§ The exercise
Lines containing the string "this" are to be collected in full.

(Records from a collection)
+===+

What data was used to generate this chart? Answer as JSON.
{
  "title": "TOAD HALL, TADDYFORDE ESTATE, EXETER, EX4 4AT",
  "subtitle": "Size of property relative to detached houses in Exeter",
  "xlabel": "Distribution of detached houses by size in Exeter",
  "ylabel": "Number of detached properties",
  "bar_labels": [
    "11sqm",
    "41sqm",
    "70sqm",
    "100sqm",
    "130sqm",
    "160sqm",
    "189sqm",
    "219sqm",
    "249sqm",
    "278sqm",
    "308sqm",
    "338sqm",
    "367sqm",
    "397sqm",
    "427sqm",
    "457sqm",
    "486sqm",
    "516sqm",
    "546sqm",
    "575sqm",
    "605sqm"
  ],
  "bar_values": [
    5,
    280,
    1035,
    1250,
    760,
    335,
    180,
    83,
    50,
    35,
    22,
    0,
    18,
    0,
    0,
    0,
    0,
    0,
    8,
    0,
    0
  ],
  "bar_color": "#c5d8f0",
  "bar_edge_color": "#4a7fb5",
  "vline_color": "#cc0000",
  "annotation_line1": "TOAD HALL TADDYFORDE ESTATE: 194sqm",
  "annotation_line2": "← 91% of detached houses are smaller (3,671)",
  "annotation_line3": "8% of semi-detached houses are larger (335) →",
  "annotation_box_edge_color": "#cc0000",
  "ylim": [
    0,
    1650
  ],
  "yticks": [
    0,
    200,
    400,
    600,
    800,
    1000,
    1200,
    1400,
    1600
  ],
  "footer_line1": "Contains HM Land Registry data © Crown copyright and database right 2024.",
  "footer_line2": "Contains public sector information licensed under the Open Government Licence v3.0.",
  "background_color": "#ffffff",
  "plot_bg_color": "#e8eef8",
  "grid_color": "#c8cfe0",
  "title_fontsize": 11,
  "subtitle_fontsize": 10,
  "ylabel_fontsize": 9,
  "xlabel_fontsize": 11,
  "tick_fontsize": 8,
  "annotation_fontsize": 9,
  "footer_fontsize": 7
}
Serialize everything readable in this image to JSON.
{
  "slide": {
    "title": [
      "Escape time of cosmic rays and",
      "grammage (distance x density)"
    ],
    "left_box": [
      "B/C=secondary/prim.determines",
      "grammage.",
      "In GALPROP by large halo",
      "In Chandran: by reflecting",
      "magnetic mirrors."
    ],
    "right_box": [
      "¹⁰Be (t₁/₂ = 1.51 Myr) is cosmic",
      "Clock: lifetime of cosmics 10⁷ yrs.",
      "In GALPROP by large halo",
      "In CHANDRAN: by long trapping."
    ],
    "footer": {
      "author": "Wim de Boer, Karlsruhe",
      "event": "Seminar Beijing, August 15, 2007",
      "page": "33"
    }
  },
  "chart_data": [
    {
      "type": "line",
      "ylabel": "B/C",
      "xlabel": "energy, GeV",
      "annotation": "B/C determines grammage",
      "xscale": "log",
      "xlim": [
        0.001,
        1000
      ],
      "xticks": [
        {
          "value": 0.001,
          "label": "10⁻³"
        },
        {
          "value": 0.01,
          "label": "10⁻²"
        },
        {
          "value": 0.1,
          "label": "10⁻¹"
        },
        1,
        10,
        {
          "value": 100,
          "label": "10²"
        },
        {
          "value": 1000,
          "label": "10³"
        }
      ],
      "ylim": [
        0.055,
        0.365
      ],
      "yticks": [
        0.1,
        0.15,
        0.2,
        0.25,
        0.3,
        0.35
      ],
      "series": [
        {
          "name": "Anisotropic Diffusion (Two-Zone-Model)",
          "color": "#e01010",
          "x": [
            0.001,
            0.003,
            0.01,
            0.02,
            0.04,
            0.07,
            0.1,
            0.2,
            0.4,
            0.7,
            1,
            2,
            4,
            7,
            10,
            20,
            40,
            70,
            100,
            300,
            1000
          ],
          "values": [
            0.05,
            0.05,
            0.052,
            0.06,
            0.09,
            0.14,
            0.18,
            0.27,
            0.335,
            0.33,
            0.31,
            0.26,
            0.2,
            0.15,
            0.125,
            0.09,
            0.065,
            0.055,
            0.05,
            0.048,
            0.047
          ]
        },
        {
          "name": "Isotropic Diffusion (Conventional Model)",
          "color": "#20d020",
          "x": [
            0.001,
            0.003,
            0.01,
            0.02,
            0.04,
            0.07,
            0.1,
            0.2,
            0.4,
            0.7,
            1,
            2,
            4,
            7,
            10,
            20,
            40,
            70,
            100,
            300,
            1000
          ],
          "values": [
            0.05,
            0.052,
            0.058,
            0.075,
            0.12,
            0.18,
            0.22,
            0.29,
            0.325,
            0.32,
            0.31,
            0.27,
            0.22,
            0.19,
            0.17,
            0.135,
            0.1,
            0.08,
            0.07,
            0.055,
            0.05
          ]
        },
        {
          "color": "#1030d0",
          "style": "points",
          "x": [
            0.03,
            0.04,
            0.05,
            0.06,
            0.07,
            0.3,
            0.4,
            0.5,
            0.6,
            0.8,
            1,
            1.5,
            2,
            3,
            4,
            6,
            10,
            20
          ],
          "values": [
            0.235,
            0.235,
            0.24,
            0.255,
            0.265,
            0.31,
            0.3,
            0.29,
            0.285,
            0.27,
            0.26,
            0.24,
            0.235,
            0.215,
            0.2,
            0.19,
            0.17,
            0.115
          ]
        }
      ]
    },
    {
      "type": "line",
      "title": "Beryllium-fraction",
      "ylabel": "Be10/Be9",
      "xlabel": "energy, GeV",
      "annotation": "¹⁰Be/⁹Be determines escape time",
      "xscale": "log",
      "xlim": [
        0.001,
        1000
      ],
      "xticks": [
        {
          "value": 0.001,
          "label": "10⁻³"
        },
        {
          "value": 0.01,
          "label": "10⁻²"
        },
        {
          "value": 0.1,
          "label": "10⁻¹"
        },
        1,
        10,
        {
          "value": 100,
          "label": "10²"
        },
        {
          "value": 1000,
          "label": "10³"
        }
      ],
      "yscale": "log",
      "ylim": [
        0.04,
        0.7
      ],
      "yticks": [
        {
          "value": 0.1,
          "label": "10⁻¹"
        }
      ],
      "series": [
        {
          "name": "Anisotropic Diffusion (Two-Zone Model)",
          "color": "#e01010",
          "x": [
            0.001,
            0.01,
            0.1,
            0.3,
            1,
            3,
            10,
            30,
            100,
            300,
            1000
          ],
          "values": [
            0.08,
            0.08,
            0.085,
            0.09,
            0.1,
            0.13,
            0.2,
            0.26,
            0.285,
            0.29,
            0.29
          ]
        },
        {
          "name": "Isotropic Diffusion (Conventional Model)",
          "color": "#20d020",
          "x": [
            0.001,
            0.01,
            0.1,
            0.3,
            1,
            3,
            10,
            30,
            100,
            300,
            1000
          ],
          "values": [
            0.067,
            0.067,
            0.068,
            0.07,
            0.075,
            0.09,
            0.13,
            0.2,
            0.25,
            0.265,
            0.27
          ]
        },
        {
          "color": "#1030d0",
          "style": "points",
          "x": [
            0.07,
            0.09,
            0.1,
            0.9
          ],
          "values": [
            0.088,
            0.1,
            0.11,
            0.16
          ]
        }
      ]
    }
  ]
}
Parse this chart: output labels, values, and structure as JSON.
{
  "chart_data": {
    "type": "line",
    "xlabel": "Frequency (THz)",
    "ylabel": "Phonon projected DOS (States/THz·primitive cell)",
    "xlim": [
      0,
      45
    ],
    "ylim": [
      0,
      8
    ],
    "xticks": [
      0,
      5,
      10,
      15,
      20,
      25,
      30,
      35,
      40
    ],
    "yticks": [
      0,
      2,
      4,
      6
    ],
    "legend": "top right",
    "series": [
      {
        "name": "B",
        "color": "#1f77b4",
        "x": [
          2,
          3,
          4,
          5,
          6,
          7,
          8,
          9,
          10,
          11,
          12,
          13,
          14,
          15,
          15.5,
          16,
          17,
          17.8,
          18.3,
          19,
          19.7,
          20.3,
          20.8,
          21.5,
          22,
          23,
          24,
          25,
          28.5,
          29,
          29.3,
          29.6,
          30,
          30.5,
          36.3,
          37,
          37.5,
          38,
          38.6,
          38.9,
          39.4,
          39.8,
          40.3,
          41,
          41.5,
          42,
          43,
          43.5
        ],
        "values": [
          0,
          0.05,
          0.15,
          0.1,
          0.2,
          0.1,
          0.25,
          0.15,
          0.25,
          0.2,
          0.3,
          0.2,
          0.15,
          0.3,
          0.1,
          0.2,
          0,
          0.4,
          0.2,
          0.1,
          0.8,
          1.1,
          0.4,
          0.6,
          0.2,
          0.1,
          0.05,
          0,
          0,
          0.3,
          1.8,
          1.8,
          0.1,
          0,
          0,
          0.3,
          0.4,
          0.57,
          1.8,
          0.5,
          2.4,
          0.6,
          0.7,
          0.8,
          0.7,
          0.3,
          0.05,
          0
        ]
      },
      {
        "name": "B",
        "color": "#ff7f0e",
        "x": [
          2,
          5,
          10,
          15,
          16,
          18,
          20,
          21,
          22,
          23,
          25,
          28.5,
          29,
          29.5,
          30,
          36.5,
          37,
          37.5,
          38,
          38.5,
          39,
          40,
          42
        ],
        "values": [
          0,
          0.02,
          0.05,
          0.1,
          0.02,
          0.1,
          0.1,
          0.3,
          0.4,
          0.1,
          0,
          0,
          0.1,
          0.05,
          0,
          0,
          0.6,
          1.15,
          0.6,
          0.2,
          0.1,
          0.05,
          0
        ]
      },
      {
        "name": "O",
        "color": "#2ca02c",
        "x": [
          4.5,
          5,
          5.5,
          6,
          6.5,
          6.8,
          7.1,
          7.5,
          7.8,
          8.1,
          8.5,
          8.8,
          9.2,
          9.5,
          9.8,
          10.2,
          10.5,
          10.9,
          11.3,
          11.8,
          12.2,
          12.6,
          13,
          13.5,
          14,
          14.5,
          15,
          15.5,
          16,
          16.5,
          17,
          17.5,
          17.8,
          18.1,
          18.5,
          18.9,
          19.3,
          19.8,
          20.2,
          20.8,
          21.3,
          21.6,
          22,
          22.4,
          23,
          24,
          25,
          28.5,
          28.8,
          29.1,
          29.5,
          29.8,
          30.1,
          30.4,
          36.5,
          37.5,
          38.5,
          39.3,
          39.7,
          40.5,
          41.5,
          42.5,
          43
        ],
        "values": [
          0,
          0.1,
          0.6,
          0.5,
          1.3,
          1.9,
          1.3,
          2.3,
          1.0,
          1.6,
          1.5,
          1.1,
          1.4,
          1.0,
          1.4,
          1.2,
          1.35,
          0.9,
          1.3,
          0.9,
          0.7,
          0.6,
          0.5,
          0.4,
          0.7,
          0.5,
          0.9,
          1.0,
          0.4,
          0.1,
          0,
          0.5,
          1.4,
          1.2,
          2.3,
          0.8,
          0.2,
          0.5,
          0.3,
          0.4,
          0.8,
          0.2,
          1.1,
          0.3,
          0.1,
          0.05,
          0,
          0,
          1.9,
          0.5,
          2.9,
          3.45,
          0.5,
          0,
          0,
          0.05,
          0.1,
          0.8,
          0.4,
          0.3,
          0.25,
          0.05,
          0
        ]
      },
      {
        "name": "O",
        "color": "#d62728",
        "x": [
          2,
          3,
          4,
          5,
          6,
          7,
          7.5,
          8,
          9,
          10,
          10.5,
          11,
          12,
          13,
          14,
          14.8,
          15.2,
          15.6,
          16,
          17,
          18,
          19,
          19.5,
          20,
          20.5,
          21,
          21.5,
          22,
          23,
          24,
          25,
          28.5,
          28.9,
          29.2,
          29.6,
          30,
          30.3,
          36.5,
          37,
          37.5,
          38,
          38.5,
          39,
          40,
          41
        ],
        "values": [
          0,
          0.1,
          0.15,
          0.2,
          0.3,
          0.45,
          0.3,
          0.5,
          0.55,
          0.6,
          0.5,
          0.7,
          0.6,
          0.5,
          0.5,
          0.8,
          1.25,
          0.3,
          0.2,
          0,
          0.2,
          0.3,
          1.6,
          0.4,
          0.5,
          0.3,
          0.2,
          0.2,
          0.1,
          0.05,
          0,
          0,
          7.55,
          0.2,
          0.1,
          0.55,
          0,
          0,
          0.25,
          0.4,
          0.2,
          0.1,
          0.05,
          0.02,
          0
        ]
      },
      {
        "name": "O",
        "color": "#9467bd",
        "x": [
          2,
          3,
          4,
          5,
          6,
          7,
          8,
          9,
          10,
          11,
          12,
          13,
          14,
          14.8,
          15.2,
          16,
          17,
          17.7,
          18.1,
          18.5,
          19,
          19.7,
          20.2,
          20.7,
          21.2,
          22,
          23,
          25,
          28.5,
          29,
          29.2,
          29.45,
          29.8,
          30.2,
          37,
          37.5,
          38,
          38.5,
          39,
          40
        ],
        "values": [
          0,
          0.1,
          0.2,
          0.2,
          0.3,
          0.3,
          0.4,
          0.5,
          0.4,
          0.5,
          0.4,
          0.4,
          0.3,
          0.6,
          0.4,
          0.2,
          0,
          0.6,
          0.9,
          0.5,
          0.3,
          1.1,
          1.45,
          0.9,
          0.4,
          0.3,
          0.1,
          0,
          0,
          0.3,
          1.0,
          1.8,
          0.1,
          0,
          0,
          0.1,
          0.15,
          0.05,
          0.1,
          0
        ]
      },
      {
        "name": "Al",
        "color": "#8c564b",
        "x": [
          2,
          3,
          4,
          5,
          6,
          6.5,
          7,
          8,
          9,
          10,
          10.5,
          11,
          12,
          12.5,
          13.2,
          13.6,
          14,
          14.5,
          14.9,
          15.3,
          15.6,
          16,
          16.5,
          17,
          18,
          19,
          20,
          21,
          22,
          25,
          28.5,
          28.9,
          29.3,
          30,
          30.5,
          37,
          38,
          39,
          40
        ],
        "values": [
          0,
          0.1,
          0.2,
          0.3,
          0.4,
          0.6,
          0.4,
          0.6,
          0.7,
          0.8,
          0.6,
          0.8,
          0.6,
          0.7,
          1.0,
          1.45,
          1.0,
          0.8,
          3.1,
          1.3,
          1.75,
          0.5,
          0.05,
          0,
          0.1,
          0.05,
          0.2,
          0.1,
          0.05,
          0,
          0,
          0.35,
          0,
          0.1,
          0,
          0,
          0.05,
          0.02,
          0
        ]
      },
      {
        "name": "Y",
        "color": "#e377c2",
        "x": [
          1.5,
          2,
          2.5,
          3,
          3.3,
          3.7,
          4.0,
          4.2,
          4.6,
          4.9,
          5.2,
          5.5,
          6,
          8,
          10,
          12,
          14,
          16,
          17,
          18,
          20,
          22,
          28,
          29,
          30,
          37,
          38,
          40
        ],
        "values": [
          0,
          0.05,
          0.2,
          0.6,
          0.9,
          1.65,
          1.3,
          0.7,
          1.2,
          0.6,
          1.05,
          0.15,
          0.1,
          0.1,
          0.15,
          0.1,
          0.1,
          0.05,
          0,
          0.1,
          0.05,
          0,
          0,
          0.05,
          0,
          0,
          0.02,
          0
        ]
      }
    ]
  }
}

+===+

§ Expected answer
What data was used to generate this chart? Answer as JSON.
Serialize everything readable in this image to JSON.
Parse this chart: output labels, values, and structure as JSON.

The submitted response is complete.